* _Written task_:
Show each line from the listing that includes the word "object".

# Start of Data shown

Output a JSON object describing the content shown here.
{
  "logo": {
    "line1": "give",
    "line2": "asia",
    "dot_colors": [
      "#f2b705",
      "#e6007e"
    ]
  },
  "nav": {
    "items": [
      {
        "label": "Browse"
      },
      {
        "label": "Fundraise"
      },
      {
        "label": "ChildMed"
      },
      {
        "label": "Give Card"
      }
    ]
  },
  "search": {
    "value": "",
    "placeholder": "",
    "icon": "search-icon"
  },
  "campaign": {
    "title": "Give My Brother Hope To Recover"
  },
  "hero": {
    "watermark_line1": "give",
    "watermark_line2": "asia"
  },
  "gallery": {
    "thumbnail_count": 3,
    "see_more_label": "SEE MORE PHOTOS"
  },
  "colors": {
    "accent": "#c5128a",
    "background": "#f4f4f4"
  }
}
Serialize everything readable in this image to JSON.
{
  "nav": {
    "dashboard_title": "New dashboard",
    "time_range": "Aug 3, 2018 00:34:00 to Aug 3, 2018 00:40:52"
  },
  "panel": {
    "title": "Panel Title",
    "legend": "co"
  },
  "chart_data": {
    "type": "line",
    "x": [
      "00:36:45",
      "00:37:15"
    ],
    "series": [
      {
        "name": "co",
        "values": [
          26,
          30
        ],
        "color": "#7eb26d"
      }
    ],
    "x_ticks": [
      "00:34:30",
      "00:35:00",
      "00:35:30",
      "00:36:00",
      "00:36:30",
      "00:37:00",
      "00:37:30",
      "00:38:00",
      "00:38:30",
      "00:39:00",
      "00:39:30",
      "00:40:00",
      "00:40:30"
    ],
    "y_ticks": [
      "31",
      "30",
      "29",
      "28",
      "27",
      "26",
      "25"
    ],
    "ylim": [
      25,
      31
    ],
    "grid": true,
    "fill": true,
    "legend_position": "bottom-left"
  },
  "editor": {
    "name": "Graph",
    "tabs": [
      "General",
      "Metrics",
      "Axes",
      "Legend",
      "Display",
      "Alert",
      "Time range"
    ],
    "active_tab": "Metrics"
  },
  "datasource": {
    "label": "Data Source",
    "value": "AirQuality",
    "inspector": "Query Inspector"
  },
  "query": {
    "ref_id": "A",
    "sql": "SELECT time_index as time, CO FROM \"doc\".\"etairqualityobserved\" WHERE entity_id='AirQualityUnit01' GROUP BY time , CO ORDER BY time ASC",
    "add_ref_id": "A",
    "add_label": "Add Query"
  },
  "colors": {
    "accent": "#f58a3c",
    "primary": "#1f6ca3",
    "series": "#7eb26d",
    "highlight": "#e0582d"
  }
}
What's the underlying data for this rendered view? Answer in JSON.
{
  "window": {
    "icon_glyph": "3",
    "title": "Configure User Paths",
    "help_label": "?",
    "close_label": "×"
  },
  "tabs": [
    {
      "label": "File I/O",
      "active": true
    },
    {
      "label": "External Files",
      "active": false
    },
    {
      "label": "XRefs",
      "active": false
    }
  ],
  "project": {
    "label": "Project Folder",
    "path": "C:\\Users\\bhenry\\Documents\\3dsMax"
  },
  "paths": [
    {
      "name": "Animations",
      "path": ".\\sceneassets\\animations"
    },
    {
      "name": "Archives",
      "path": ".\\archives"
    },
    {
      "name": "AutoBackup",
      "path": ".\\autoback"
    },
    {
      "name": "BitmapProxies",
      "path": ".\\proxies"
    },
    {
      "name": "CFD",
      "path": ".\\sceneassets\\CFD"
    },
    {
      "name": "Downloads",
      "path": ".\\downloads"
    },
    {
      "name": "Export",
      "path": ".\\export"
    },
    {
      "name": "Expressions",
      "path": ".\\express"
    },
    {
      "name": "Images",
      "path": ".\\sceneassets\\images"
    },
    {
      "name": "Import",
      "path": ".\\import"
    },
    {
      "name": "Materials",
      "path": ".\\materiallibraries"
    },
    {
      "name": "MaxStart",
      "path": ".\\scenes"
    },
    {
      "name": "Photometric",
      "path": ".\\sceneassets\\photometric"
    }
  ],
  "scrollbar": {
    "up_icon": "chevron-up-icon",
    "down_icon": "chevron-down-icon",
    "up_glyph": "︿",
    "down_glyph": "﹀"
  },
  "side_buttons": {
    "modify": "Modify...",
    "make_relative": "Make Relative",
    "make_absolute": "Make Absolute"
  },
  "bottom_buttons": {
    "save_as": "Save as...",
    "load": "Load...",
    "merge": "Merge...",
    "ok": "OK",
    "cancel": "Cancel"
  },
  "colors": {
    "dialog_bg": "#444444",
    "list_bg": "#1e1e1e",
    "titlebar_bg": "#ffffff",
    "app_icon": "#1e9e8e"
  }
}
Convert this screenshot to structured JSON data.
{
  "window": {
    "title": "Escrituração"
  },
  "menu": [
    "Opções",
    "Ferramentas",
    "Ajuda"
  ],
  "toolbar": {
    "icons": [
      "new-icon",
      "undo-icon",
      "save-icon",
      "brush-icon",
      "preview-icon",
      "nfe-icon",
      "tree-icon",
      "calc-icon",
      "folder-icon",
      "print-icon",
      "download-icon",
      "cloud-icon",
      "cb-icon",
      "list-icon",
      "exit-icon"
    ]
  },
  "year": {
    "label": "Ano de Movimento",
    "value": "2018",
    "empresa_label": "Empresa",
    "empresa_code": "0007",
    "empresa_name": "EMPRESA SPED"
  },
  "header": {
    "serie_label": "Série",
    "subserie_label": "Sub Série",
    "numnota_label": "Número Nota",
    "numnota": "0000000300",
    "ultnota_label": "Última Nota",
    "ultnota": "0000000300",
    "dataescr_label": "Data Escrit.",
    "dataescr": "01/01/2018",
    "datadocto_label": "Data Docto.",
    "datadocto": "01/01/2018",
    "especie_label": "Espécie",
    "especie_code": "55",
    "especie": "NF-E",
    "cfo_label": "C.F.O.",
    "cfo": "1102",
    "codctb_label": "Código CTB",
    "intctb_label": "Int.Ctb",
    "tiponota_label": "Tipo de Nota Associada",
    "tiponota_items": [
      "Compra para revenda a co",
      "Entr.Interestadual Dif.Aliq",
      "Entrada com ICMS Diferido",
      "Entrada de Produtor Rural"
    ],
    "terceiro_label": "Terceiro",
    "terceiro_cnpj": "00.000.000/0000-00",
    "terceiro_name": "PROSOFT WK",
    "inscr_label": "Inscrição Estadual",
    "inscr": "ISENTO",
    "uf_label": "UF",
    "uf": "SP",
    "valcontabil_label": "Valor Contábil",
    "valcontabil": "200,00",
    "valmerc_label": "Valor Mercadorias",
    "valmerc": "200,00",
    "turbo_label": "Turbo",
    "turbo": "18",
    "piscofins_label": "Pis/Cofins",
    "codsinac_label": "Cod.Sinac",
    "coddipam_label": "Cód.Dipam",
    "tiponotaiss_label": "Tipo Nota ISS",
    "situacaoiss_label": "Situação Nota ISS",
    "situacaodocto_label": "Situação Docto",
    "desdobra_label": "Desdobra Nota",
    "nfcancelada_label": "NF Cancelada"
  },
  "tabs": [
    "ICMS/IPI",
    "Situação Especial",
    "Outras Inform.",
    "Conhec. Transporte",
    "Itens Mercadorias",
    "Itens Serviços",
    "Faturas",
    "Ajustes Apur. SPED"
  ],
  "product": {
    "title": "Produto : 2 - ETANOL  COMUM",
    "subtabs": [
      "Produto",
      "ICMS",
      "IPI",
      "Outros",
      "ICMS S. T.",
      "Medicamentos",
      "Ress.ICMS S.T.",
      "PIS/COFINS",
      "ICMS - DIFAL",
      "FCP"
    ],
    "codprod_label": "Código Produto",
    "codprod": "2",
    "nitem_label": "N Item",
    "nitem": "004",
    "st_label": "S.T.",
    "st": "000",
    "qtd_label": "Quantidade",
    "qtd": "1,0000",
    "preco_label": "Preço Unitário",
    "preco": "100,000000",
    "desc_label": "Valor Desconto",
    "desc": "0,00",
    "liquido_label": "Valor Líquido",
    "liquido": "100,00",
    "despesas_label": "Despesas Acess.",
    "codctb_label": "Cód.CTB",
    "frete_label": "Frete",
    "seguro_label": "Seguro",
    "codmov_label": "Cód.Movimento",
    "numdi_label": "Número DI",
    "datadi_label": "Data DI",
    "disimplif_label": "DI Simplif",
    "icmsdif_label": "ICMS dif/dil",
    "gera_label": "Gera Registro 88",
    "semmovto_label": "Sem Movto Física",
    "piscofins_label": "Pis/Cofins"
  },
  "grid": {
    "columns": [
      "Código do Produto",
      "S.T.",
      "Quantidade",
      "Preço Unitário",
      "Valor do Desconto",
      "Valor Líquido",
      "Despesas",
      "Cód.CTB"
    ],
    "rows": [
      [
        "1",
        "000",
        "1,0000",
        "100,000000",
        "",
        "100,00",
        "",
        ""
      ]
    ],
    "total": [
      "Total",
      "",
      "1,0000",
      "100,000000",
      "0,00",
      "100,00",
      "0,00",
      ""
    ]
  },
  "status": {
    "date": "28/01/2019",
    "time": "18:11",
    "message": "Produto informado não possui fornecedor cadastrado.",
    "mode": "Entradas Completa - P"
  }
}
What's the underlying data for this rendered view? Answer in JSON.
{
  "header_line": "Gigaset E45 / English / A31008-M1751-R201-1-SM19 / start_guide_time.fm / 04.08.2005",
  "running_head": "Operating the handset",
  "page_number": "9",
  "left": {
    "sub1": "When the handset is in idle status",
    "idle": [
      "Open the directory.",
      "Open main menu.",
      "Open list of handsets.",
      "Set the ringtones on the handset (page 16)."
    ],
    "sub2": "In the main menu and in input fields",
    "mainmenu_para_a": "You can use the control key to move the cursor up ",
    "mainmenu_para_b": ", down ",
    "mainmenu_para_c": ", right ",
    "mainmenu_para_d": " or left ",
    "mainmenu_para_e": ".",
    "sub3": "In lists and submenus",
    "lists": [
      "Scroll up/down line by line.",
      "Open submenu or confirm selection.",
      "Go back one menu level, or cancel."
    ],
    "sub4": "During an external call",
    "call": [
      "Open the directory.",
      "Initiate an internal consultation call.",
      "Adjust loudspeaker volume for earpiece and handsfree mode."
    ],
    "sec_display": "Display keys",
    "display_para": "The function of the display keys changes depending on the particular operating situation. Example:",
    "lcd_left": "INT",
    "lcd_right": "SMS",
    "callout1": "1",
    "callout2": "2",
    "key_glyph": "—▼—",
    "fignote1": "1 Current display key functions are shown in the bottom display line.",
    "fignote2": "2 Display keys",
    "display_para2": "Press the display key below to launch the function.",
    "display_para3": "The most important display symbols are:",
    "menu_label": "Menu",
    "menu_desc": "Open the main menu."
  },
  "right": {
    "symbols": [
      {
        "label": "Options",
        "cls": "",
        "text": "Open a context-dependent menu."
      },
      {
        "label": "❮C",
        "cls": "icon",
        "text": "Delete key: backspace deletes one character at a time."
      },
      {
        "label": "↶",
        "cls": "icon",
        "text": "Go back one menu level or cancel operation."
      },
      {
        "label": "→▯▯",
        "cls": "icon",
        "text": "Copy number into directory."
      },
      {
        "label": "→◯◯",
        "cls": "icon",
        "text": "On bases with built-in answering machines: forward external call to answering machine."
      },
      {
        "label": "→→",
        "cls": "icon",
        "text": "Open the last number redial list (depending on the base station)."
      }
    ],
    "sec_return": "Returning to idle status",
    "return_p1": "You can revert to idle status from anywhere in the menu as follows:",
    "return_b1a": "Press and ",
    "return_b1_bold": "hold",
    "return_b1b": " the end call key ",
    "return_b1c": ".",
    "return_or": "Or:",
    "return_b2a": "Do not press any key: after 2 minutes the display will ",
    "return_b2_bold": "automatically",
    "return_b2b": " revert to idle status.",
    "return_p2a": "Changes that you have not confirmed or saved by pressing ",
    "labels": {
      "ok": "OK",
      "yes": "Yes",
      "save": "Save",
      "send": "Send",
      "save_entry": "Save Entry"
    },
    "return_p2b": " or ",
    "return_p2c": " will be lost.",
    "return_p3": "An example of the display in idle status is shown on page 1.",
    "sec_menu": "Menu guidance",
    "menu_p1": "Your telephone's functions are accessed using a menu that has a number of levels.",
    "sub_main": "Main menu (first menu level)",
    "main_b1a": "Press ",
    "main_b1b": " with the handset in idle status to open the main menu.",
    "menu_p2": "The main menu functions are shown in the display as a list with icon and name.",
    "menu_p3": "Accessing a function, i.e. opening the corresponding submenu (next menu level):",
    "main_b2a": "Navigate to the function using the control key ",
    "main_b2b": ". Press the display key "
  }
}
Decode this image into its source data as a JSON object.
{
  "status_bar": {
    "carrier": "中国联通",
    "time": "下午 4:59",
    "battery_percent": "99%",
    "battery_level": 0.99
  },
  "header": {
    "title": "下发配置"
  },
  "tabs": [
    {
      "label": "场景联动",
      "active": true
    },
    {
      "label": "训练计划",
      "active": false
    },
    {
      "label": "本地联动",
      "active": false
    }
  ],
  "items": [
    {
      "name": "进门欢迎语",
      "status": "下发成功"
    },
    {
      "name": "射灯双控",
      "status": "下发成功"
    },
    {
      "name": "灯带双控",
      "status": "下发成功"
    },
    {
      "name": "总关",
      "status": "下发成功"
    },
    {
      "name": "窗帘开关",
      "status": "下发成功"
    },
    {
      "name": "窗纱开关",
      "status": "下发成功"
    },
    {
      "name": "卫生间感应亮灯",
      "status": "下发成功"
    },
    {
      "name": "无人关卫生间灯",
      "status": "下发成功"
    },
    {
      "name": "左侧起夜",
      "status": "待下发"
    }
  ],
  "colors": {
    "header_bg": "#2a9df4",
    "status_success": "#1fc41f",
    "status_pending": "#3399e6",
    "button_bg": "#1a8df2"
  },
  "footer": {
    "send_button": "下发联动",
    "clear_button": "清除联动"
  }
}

# End of Data shown

* _Completed exercise_:
Output a JSON object describing the content shown here.
Decode this image into its source data as a JSON object.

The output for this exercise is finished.